## What is needed
For the abstract below on anomaly detection in SCADA systems, mark each statement yes or no and quote the words that decide it: (a) six machine learning techniques were used to build and evaluate the model; (b) the model was trained and tested on simulated data; (c) the model tells the operator how probable the detected event is.

## Text for analysis

┄┄┄┄┄┄

Network Control Systems (NAC) have been used in many industrial processes.
They aim to reduce the human factor burden and efficiently handle the complex
process and communication of those systems. Supervisory control and data
acquisition (SCADA) systems are used in industrial, infrastructure and facility
processes (e.g. manufacturing, fabrication, oil and water pipelines, building
ventilation, etc.) Like other Internet of Things (IoT) implementations, SCADA
systems are vulnerable to cyber-attacks, therefore, a robust anomaly detection
is a major requirement. However, having an accurate anomaly detection system is
not an easy task, due to the difficulty to differentiate between cyber-attacks
and system internal failures (e.g. hardware failures). In this paper, we
present a model that detects anomaly events in a water system controlled by
SCADA. Six Machine Learning techniques have been used in building and
evaluating the model. The model classifies different anomaly events including
hardware failures (e.g. sensor failures), sabotage and cyber-attacks (e.g. DoS
and Spoofing). Unlike other detection systems, our proposed work focuses on
notifying the operator when an anomaly occurs with a probability of the event
occurring. This additional information helps in accelerating the mitigation
process. The model is trained and tested using a real-world dataset.

┄┄┄┄┄┄

## Supplied information
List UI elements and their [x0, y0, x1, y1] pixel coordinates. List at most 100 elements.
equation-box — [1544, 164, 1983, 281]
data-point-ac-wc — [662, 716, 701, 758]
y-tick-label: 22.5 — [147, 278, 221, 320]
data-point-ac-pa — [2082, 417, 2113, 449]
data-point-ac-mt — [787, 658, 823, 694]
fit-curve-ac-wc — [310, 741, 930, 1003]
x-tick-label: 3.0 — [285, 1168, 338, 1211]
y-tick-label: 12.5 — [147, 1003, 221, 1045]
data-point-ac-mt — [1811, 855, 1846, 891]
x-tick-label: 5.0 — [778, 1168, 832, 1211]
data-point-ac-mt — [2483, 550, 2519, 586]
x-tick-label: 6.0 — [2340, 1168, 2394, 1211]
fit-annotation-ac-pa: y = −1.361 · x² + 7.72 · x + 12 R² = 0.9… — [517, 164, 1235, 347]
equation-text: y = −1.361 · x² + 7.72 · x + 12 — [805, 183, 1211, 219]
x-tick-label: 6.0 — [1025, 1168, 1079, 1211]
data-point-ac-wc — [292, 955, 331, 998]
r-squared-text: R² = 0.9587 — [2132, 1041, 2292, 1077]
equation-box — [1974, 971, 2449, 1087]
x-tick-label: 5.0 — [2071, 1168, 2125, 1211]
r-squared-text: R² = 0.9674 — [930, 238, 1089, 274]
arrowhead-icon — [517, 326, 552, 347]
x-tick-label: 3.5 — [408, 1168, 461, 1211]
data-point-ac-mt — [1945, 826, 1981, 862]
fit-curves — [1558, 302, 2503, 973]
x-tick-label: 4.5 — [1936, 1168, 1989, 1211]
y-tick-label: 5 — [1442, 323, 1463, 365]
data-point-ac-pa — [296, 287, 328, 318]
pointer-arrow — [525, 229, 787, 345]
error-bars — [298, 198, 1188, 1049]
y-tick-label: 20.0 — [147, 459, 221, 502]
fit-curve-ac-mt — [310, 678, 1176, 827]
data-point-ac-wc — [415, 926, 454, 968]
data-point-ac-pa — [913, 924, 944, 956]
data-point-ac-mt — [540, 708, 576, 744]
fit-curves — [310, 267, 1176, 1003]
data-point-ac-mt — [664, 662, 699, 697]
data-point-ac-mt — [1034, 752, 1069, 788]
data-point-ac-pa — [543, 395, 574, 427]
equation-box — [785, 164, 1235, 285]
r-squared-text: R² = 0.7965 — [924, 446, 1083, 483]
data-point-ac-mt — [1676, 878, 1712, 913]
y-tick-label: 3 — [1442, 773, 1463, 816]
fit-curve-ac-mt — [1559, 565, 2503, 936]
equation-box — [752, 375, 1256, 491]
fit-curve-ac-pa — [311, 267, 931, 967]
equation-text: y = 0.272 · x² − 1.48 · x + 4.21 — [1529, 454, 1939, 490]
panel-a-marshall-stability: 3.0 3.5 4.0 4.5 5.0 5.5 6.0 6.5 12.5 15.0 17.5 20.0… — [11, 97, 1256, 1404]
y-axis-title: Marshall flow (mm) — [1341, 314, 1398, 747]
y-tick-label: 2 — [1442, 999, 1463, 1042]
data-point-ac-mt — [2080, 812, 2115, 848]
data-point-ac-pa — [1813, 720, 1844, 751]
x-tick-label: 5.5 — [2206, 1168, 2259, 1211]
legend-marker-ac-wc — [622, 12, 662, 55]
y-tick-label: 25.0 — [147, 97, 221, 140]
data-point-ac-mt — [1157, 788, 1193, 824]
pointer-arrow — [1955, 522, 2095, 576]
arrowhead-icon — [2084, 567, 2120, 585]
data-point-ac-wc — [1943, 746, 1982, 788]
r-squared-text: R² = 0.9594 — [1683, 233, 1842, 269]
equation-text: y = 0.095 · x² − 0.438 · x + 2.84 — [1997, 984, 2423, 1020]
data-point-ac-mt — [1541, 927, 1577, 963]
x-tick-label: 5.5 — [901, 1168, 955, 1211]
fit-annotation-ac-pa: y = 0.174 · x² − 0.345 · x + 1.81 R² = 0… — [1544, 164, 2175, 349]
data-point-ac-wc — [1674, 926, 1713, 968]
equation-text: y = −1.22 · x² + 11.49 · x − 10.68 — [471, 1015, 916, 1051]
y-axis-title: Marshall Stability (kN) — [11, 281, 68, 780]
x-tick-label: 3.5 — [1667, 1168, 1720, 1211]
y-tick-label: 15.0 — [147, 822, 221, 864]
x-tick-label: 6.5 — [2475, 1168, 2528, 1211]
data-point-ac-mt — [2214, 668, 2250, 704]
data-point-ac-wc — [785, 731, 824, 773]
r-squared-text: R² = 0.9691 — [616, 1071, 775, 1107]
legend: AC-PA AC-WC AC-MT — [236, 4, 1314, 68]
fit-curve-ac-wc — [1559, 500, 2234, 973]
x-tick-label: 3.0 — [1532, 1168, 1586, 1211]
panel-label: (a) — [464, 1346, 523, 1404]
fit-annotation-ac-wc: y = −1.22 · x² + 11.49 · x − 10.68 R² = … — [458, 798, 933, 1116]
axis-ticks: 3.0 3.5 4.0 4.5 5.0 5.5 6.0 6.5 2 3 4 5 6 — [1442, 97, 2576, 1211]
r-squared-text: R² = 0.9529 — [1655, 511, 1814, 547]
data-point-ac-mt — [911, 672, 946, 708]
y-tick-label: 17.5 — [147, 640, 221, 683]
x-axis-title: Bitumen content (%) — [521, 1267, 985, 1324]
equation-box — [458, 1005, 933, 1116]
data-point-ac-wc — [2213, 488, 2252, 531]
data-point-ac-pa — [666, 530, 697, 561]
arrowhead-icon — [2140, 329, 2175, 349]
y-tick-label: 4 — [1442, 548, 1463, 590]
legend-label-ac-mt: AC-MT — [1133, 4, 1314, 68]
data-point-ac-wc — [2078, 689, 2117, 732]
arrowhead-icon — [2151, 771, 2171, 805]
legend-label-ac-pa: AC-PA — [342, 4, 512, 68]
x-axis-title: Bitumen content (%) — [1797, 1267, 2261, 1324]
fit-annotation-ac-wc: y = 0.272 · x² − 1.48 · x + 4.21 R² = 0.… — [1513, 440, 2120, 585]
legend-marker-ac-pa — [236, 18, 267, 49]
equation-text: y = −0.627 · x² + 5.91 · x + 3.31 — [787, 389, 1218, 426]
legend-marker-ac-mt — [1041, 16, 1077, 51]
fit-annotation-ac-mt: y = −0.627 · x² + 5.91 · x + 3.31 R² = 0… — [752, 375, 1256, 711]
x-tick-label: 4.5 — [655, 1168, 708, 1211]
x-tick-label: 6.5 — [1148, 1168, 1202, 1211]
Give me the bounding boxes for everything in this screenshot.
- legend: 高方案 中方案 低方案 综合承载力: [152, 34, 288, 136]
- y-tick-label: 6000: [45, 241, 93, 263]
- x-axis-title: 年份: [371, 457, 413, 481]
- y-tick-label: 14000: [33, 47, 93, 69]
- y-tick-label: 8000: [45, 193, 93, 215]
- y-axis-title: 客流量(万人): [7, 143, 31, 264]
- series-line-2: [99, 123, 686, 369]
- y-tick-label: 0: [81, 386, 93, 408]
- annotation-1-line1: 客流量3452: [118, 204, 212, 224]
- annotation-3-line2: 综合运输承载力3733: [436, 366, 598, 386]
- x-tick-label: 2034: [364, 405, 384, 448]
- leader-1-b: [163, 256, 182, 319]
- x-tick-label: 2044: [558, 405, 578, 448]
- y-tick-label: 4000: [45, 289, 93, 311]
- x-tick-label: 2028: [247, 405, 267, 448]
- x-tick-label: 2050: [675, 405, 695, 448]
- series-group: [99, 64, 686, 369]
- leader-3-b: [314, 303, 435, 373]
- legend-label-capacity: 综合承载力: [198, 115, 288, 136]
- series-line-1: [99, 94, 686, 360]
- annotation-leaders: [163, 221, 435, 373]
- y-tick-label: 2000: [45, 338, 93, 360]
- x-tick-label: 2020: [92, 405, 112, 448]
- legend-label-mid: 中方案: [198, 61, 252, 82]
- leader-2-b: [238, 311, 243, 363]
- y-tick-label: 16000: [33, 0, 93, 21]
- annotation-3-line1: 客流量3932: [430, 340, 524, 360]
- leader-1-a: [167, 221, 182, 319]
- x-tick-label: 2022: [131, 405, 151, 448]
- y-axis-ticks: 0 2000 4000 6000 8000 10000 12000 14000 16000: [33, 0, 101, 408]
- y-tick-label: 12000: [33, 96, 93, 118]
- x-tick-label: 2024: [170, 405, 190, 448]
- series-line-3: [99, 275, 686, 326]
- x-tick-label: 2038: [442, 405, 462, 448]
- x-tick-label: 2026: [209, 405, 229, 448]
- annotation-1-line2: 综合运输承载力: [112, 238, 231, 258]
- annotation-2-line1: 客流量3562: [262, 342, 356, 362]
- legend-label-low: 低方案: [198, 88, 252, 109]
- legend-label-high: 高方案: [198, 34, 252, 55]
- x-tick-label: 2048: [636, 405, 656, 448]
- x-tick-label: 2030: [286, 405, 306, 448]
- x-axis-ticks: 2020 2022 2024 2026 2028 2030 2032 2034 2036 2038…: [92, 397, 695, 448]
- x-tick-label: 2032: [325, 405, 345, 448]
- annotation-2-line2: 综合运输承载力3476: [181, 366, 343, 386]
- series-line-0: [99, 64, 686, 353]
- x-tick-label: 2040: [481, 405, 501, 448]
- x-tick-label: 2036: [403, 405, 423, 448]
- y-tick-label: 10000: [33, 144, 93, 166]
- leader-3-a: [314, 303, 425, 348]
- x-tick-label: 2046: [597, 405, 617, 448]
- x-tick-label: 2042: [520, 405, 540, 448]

┄┄┄┄┄┄

## Output
(a) Yes: "Six Machine Learning techniques have been used in building and evaluating the model."
(b) No: "The model is trained and tested using a real-world dataset."
(c) Yes: "notifying the operator when an anomaly occurs with a probability of the event occurring."